_Exercise instructions_
Keep only the lines where "sales" appears.

== Input

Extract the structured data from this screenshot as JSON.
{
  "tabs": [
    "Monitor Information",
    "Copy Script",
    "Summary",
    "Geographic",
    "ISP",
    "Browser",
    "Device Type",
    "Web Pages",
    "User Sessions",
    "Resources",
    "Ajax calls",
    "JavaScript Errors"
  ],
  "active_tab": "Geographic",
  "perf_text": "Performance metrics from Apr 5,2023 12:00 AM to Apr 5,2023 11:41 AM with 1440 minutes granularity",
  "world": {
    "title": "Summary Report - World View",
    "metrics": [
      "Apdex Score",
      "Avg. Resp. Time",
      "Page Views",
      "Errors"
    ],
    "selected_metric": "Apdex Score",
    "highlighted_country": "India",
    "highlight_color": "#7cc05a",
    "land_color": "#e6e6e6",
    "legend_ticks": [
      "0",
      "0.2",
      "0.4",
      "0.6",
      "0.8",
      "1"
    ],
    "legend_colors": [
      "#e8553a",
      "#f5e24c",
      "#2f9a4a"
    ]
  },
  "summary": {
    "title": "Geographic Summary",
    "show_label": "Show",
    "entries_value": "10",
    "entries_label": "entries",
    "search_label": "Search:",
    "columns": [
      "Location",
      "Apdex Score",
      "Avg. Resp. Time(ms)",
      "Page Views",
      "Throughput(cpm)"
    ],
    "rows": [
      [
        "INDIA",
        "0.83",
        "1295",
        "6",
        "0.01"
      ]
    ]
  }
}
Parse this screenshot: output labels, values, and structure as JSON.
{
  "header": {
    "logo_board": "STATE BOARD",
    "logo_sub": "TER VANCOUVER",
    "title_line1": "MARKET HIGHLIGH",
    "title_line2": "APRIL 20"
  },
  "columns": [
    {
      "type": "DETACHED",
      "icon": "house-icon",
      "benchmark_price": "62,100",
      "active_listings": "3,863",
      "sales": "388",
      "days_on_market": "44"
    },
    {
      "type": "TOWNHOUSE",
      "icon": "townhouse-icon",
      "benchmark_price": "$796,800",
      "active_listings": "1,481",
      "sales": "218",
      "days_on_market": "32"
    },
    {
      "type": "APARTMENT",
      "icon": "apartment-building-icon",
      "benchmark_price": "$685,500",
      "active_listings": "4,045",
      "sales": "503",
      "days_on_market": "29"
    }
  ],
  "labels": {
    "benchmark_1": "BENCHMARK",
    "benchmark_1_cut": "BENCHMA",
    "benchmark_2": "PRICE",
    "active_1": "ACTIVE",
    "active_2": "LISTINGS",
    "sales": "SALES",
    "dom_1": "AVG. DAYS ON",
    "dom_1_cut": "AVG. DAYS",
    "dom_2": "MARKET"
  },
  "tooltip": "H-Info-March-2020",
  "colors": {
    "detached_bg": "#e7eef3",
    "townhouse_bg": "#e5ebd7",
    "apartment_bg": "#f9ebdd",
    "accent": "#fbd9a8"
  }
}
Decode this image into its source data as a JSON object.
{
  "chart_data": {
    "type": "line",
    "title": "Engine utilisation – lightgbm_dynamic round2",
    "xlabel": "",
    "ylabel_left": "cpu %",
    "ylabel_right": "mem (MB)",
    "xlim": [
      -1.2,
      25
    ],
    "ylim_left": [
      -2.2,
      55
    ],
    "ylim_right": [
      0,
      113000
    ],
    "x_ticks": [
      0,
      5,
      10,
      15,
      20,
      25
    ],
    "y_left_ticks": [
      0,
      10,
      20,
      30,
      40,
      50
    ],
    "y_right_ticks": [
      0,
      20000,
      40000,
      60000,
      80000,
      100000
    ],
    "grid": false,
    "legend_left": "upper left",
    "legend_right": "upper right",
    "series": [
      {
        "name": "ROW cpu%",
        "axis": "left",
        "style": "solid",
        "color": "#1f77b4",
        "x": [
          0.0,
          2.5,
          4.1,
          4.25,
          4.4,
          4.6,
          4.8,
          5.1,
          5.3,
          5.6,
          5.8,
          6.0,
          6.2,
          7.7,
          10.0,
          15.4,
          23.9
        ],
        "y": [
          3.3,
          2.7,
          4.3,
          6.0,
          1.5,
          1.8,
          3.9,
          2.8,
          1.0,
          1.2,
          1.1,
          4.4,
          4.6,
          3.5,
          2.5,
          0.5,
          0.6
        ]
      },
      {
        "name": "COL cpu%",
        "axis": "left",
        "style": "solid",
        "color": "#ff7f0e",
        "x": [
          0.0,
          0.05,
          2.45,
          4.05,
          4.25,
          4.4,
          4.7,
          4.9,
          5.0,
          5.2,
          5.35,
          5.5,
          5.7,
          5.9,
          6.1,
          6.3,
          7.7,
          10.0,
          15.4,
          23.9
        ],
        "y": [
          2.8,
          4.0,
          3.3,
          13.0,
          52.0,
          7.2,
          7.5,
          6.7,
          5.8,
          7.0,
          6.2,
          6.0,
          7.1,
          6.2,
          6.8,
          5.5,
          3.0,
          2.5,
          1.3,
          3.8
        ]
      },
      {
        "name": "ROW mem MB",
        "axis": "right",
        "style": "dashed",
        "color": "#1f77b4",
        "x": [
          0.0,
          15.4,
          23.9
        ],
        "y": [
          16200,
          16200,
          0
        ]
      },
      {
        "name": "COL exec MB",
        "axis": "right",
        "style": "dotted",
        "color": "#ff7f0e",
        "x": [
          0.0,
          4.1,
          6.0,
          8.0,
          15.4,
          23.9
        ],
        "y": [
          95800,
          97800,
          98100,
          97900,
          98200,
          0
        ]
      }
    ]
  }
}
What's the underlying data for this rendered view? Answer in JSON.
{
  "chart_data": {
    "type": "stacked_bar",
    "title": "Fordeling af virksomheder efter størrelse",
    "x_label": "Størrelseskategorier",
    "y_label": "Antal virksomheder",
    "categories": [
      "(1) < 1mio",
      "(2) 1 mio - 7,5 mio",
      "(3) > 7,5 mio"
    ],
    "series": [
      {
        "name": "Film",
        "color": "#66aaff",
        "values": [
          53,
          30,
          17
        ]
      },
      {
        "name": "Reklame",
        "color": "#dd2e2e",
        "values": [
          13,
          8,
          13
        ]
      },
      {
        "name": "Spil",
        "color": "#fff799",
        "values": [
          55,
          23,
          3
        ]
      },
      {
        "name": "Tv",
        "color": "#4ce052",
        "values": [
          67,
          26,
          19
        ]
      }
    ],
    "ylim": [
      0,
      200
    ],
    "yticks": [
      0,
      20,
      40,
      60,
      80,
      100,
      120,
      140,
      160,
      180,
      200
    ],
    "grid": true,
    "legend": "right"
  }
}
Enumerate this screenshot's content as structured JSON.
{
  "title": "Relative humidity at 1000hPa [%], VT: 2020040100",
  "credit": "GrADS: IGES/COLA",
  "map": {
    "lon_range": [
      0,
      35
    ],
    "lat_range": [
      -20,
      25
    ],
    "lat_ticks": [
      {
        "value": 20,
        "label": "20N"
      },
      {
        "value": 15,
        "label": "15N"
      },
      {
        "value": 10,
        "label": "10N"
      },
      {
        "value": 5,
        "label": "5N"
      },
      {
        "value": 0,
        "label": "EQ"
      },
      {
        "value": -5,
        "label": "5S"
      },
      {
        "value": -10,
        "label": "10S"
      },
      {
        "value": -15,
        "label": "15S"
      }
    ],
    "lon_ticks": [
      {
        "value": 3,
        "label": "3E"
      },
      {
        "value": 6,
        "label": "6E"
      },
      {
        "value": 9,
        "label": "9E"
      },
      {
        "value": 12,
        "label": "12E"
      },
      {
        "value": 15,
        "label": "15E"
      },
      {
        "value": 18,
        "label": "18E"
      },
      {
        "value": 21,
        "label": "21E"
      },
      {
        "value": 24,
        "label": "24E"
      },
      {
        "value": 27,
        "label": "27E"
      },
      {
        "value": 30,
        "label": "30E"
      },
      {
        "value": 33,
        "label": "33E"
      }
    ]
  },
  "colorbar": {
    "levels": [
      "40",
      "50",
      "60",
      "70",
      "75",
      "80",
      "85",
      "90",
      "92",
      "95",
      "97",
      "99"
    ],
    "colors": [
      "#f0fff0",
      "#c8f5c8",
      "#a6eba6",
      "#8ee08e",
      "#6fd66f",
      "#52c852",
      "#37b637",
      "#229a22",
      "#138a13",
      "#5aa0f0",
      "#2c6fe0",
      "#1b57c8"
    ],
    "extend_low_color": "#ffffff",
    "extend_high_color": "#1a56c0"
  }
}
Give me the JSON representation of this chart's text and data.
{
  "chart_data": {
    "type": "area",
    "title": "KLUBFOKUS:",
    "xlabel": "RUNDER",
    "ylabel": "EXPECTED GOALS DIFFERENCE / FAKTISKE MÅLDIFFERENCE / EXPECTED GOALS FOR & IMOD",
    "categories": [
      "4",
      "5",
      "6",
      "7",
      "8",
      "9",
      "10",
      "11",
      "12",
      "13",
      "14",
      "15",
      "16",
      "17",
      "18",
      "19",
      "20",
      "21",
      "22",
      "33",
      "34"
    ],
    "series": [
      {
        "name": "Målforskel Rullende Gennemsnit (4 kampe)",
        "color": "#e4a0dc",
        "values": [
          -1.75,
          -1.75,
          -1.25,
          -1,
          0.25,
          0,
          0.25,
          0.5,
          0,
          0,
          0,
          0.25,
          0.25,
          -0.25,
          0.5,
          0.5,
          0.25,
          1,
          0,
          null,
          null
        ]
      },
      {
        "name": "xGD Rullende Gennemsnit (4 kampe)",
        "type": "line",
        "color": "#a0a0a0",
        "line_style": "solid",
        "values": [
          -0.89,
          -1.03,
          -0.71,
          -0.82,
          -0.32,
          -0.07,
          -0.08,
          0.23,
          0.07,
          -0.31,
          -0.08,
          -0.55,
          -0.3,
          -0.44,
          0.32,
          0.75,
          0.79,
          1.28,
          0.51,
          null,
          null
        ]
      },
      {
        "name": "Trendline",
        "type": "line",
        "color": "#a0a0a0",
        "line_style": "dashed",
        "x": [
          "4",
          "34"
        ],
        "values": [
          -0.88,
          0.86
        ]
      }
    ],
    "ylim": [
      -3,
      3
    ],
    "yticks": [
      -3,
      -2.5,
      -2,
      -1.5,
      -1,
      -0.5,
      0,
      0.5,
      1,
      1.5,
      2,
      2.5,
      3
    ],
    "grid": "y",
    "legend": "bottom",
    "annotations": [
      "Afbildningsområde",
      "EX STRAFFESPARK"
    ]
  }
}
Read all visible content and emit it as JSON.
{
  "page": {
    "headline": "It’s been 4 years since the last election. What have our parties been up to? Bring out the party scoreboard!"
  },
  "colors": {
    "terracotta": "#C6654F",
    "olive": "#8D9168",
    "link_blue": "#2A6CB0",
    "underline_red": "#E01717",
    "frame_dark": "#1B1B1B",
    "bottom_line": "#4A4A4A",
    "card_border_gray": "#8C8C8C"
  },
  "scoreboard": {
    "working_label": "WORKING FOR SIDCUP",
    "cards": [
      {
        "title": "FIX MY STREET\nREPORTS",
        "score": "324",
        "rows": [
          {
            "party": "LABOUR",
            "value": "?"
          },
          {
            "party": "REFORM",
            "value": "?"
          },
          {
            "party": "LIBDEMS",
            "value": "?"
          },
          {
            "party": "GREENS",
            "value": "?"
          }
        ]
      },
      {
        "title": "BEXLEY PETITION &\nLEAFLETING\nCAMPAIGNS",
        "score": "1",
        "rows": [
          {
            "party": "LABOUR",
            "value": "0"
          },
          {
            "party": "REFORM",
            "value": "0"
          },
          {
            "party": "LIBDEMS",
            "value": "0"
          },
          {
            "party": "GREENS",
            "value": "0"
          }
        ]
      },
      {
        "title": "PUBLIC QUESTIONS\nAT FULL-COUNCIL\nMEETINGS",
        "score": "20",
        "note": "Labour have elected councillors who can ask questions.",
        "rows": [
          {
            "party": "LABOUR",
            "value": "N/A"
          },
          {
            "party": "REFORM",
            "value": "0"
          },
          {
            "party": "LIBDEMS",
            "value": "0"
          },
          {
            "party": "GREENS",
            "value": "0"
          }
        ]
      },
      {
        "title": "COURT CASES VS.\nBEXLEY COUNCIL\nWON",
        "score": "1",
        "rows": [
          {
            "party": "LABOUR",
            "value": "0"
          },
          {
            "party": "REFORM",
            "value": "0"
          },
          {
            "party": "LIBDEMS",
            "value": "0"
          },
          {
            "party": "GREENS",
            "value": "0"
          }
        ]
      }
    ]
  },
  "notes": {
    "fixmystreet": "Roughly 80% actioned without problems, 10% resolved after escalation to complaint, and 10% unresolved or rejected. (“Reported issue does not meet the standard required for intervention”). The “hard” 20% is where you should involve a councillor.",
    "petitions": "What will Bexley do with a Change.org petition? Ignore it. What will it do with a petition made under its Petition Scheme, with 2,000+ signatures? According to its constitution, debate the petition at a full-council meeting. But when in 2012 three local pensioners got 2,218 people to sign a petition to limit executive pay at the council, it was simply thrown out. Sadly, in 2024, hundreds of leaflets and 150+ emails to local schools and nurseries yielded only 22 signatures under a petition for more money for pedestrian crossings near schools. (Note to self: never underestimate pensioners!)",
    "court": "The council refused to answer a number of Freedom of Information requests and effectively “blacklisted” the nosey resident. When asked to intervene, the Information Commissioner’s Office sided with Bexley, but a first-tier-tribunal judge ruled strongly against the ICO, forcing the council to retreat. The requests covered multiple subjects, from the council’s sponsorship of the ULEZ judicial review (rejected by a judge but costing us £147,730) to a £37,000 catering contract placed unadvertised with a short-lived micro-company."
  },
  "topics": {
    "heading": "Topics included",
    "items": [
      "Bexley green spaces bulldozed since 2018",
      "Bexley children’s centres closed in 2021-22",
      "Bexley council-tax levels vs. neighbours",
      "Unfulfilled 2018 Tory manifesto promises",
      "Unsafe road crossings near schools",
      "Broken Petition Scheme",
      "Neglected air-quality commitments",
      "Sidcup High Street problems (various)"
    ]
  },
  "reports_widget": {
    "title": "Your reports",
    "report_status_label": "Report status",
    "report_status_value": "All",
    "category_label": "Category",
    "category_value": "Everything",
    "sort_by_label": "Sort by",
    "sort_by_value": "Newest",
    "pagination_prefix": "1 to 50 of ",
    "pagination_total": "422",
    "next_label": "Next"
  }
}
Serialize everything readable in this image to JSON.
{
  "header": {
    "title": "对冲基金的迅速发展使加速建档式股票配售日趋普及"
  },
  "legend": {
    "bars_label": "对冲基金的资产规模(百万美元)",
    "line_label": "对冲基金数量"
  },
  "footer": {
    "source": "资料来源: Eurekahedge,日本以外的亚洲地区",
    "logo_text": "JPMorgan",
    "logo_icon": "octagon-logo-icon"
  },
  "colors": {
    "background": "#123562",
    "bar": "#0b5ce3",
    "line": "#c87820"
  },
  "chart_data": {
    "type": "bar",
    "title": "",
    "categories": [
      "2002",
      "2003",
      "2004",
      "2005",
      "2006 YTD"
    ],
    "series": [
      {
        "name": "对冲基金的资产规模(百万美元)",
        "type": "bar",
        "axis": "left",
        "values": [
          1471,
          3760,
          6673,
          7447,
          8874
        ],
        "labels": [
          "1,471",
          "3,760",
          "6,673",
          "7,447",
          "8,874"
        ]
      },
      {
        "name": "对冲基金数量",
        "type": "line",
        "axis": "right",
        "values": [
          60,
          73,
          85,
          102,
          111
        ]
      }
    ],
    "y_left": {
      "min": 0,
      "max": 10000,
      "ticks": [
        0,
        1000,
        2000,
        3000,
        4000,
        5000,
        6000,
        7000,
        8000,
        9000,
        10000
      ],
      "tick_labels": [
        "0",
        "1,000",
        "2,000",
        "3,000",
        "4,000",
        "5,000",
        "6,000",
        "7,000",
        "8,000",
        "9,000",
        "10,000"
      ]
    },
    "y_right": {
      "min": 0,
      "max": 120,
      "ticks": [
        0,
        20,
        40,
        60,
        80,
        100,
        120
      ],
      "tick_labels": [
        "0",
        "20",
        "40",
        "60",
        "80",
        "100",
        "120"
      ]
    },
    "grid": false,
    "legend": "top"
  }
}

====

_Task output_
      "sales": "388",
      "sales": "218",
      "sales": "503",
    "sales": "SALES",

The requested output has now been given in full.